- [What to work on]: Write the count of lines that contain the word "Failed" and nothing else.

----- Exercise data -----

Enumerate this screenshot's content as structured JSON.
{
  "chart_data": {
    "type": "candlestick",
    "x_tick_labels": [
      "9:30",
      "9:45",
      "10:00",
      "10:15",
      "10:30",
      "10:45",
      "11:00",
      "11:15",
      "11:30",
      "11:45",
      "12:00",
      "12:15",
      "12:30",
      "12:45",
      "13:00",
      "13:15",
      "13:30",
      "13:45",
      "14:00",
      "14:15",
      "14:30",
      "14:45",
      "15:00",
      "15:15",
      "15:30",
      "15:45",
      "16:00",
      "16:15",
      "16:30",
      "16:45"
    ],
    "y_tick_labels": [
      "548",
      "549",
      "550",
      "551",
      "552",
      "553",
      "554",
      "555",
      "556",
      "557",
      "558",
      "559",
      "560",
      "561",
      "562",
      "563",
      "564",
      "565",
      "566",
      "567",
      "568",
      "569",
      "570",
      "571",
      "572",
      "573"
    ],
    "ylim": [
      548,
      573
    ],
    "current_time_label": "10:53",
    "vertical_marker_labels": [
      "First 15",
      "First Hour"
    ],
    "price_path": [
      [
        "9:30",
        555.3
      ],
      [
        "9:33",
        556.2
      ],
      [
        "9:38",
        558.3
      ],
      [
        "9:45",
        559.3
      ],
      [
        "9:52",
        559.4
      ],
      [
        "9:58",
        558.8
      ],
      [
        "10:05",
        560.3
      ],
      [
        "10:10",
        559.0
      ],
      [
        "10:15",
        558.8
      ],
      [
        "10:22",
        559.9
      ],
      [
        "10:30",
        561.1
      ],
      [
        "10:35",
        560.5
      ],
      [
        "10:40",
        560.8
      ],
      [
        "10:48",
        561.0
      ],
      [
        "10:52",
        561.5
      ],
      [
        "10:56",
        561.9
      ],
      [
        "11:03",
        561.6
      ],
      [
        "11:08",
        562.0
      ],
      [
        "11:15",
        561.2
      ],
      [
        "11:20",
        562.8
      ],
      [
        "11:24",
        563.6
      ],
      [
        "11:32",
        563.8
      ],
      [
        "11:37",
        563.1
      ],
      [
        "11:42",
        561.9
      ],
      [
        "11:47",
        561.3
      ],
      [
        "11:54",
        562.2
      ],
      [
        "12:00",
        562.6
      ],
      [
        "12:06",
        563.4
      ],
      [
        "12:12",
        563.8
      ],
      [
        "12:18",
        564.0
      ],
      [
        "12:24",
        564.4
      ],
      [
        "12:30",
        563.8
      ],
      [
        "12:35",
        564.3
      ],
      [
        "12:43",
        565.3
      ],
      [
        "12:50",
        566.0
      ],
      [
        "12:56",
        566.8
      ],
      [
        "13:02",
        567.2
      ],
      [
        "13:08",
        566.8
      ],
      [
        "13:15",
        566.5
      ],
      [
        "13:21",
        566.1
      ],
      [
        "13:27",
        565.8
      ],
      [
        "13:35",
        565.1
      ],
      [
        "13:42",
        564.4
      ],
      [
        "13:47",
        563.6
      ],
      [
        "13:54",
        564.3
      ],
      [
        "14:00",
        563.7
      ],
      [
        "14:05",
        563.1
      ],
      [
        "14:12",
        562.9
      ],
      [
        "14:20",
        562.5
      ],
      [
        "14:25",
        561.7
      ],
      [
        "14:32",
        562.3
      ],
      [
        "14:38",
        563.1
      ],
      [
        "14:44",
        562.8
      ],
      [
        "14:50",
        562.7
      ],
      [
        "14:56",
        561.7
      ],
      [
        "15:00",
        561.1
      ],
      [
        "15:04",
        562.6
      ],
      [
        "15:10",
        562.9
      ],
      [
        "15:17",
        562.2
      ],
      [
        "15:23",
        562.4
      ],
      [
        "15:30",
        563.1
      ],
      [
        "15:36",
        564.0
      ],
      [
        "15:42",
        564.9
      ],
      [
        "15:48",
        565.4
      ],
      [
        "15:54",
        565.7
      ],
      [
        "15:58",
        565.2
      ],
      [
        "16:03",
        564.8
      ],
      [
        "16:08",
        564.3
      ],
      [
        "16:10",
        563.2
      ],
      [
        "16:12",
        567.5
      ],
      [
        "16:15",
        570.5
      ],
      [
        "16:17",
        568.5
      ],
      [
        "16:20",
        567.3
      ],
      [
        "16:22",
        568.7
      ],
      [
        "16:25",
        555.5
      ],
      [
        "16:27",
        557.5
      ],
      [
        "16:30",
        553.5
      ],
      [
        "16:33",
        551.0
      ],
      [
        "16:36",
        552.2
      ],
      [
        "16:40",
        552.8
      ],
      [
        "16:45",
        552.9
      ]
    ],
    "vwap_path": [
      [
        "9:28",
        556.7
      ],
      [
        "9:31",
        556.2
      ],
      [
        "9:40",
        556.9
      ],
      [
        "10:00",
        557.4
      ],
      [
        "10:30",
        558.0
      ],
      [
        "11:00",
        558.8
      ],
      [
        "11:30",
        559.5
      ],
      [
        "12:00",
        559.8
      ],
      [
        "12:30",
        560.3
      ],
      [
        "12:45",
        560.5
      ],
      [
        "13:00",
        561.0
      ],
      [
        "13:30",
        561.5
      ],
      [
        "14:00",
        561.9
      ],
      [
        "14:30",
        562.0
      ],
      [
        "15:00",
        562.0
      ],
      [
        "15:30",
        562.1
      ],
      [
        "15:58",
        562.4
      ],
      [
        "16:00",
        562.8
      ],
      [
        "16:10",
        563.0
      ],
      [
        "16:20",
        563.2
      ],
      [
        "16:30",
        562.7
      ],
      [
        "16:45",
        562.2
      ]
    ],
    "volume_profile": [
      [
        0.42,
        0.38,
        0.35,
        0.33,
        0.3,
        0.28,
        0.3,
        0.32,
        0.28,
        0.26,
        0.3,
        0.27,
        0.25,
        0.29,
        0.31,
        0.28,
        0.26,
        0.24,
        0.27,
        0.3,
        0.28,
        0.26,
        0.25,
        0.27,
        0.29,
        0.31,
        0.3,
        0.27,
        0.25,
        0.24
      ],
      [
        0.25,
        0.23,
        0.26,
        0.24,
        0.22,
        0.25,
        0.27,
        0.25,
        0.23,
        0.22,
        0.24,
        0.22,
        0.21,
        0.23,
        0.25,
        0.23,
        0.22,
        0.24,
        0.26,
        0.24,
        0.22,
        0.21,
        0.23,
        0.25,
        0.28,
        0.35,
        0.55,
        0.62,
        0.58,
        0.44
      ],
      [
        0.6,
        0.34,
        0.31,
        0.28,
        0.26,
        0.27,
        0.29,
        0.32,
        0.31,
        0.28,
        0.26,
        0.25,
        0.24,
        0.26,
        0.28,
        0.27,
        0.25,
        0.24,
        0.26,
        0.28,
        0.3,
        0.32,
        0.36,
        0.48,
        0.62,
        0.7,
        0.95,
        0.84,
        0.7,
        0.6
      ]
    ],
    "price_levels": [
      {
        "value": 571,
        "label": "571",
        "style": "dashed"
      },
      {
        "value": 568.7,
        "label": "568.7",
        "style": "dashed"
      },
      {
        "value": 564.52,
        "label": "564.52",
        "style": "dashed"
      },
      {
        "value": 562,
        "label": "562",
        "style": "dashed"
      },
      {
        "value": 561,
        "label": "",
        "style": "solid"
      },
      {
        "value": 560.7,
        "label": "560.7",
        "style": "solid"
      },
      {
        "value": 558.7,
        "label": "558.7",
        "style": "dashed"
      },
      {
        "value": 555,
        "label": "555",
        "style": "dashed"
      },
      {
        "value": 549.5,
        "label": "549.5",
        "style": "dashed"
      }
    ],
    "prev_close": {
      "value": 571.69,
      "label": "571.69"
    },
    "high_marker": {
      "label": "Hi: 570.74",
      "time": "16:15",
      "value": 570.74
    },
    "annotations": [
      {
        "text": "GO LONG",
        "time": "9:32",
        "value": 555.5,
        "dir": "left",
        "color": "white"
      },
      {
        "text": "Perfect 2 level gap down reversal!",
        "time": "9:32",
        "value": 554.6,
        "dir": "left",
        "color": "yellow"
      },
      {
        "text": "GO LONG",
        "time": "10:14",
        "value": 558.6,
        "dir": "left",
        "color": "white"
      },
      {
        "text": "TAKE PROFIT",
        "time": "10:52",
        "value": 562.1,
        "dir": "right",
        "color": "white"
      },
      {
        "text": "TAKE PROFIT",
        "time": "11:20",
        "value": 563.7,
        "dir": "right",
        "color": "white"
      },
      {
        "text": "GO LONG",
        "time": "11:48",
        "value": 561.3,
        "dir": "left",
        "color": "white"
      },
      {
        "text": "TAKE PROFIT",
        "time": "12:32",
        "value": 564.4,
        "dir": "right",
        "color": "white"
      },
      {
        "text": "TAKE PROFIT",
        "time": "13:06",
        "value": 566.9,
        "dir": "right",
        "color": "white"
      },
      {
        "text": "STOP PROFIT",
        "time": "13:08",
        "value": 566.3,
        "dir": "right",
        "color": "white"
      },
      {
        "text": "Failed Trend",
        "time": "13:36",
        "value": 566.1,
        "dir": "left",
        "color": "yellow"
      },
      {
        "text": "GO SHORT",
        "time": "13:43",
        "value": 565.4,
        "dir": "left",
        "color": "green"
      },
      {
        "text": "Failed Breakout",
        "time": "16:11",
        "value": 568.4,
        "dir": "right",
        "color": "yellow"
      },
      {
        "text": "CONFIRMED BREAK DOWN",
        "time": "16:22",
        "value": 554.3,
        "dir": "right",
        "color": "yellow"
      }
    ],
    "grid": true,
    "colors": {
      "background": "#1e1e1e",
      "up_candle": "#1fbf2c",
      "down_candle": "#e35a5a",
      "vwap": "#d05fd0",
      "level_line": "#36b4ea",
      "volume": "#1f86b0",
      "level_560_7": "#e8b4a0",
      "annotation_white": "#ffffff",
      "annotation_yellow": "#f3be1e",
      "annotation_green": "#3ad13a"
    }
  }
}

-----

- [Answer to the task]: 2